» Given problem
Work out how many lines contain "quadrant". Reply with the count alone.

[Stored data]
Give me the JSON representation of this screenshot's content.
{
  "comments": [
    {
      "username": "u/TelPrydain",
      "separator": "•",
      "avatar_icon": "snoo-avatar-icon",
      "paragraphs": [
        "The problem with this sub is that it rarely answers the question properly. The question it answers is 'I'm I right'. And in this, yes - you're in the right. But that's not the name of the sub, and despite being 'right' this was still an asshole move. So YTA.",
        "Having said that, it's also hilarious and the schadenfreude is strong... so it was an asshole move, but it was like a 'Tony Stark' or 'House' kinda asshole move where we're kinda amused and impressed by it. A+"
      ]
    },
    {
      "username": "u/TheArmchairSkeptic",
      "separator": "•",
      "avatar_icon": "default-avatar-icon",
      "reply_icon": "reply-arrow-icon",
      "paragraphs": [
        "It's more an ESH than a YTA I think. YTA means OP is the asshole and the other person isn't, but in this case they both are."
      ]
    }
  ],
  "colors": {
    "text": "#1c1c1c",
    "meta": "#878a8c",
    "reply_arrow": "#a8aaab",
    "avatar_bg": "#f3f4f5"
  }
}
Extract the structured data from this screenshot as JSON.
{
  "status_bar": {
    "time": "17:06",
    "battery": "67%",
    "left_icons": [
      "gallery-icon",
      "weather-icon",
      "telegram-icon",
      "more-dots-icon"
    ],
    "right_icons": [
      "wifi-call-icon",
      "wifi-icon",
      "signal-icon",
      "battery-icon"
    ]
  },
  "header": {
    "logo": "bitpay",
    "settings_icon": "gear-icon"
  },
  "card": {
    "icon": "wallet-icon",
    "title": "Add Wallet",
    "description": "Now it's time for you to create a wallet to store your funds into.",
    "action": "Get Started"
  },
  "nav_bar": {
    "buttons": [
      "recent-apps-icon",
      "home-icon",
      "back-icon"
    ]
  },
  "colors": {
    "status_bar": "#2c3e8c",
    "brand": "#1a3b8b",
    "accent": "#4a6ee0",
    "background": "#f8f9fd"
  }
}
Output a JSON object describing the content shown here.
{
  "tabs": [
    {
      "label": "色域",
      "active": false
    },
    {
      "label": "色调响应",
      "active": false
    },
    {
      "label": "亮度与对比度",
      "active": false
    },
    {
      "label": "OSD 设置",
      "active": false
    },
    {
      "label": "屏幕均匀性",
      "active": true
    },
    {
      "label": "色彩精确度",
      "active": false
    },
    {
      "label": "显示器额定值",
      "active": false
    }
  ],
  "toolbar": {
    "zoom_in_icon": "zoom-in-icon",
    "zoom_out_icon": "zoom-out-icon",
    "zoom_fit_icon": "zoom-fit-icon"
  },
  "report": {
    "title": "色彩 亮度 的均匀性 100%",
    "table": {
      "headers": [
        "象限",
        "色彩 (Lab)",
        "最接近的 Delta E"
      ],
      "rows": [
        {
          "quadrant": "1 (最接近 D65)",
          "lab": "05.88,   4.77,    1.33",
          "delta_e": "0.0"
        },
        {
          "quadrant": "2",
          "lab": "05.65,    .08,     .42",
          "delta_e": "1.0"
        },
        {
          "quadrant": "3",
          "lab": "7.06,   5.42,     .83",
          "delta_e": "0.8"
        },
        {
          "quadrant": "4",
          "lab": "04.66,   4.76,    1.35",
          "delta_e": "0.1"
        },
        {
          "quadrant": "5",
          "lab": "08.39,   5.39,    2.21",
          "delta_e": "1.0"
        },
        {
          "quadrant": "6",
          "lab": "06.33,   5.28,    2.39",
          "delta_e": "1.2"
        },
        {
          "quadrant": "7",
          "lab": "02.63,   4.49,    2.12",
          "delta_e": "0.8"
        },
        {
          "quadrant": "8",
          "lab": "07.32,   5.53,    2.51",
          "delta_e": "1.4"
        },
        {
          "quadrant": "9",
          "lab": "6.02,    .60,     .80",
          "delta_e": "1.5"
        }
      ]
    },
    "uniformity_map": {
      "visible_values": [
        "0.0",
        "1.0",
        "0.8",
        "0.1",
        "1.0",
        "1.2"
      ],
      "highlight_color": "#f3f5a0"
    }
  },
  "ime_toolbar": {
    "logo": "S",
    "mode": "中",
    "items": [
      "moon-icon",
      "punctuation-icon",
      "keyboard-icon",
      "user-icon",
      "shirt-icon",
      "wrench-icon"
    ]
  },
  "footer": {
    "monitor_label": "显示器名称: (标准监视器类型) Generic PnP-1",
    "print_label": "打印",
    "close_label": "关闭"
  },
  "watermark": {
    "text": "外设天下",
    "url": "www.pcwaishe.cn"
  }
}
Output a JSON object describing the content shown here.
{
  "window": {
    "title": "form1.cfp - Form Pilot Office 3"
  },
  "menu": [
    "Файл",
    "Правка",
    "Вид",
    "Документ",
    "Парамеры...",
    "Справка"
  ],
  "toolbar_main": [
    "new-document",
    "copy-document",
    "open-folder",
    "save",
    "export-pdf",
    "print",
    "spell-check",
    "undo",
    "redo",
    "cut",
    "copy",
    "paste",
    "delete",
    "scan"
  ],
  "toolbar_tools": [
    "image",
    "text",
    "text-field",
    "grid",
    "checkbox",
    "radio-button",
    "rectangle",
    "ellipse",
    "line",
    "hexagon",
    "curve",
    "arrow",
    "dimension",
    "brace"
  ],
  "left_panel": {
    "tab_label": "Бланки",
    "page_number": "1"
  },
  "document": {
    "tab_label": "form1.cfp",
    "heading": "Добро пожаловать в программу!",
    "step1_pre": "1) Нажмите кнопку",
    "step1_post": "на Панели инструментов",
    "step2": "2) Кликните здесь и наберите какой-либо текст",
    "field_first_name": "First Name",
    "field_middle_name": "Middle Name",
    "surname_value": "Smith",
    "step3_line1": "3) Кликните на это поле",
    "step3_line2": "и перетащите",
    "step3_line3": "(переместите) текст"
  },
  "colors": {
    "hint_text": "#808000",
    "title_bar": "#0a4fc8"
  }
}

» Complete answer
9